> **Kurze Übung 1**
Schreibe aus dem Lesetext den Abschnitt ab, der mit den Worten „Wo soll denn“ anfängt und mit den Worten „Du denn so?“ aufhört.
> **Kurze Übung 2**
Entscheide, ob die Aussagen (a), (b) und (c) mit dem Lesetext übereinstimmen. Antworte jeweils mit Ja oder Nein und führe die entscheidenden Worte des Lesetextes wörtlich an.
(a) Im Lesetext wird als Beispiel jemand genannt, der nackt vor dem Fenster herumläuft.
(b) Der Nachtrag mit dem P.S. stammt vom 27.06.22 um 21:42.
(c) Im Lesetext heißt es, die Deutschen fänden in allem eine Problematik.

> **Lesetext**
Wo soll denn ein Mensch hingucken, wenn ein anderer vor 
seiner Nase wirkt? Augen verbinden? Wer sich öffentlich zeigt
wird angeguckt. Mir scheint die Deutschen finden in allem eine Problematik. Liefe jemand vor Deinem Fenster nackt herum (nur als Beispiel) verbändest Du Dir deine Augen, nur
um nicht in den Verdacht des Stalkings zu geraten? Ist das nicht ein wenig wie "den Bock zum Gärtner machen"? 
Das erinnert mich an Frauen die halb bekleidet durch die Gegend laufen und jeden Mann gleich anblöken mit: Was glotzt Du denn so?

 niemand schrieb daraufhin am 27.06.22 um 20:42:
P.S

Oben im Text steht doch "Ob ich will, oder nicht".

Gesammelte Daten:

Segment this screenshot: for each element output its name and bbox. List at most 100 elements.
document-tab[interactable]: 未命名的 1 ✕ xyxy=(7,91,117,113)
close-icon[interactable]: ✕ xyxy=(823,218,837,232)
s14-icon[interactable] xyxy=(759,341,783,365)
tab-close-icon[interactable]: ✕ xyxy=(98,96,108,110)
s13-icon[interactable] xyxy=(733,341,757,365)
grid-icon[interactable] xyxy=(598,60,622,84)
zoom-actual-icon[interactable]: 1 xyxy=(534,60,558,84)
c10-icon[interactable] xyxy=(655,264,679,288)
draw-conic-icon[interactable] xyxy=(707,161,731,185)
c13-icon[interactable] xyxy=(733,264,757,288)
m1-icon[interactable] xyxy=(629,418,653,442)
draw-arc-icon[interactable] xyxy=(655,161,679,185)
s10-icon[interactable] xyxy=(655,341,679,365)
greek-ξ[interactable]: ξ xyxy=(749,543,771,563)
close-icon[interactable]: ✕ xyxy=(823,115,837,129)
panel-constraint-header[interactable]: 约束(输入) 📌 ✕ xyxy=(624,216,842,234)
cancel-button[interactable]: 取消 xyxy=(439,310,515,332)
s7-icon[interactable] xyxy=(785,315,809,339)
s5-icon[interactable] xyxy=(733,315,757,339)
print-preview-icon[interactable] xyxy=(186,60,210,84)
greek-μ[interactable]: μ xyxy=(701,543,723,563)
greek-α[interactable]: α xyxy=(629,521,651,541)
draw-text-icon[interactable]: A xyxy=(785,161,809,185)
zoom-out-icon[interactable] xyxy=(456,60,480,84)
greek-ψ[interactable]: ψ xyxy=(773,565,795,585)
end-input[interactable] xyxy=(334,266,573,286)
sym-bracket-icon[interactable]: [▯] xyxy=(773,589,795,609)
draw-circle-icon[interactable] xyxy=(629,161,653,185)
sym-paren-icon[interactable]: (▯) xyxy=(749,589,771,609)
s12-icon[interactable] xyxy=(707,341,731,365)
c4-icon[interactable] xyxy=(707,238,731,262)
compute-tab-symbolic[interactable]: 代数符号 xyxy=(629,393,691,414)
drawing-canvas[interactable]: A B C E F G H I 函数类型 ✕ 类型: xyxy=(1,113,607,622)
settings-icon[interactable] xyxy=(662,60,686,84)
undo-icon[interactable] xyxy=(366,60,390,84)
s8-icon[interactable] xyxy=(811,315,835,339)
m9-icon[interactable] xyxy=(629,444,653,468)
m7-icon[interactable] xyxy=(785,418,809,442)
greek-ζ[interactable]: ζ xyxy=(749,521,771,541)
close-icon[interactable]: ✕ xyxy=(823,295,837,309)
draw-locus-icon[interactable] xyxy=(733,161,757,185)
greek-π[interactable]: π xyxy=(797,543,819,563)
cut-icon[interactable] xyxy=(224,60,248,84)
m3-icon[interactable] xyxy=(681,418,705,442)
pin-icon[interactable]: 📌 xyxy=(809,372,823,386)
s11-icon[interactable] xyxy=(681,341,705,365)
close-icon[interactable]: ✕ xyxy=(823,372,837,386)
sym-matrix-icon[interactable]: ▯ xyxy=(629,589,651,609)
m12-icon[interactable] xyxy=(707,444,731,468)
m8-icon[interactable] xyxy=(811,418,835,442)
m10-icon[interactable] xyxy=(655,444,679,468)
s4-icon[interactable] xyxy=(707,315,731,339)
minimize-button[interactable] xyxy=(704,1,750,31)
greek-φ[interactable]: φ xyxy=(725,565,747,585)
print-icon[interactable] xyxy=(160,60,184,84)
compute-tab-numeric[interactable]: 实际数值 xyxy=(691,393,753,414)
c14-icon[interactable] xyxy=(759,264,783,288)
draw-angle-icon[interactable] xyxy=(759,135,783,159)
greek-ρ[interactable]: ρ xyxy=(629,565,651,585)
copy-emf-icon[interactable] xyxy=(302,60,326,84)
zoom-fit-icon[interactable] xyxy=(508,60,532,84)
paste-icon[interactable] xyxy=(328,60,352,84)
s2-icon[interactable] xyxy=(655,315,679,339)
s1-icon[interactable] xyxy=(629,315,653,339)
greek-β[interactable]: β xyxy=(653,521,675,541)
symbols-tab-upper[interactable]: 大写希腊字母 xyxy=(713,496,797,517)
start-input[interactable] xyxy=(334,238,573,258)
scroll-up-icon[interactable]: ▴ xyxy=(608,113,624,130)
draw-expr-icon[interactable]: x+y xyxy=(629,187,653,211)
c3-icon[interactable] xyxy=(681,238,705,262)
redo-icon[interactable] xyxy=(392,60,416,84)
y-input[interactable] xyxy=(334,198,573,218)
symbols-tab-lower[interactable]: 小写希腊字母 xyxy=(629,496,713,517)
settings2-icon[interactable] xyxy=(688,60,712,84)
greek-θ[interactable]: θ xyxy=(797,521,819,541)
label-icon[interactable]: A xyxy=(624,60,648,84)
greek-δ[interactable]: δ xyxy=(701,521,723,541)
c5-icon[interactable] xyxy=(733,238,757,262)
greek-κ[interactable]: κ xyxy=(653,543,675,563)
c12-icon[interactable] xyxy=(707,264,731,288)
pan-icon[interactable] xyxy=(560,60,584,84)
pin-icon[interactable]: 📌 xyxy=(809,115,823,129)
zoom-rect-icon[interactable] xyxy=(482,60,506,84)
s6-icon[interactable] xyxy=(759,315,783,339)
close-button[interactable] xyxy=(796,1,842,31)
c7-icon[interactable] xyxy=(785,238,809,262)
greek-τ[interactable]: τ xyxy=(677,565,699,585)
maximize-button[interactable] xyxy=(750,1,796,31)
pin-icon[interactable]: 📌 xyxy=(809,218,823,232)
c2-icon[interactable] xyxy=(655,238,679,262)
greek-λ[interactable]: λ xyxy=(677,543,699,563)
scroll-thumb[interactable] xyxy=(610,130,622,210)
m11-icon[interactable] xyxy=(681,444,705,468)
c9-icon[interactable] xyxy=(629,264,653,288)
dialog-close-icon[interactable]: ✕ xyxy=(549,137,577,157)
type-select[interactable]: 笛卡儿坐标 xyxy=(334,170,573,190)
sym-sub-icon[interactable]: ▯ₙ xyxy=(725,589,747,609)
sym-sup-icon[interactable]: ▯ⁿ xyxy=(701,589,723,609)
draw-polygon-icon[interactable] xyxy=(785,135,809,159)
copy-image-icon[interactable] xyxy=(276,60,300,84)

> **Endgültige Antwort 1**
Wo soll denn ein Mensch hingucken, wenn ein anderer vor 
seiner Nase wirkt? Augen verbinden? Wer sich öffentlich zeigt
wird angeguckt. Mir scheint die Deutschen finden in allem eine Problematik. Liefe jemand vor Deinem Fenster nackt herum (nur als Beispiel) verbändest Du Dir deine Augen, nur
um nicht in den Verdacht des Stalkings zu geraten? Ist das nicht ein wenig wie "den Bock zum Gärtner machen"? 
Das erinnert mich an Frauen die halb bekleidet durch die Gegend laufen und jeden Mann gleich anblöken mit: Was glotzt Du denn so?

> **Endgültige Antwort 2**
(a) Ja: „Liefe jemand vor Deinem Fenster nackt herum (nur als Beispiel)“
(b) Nein: „am 27.06.22 um 20:42“
(c) Ja: „Mir scheint die Deutschen finden in allem eine Problematik.“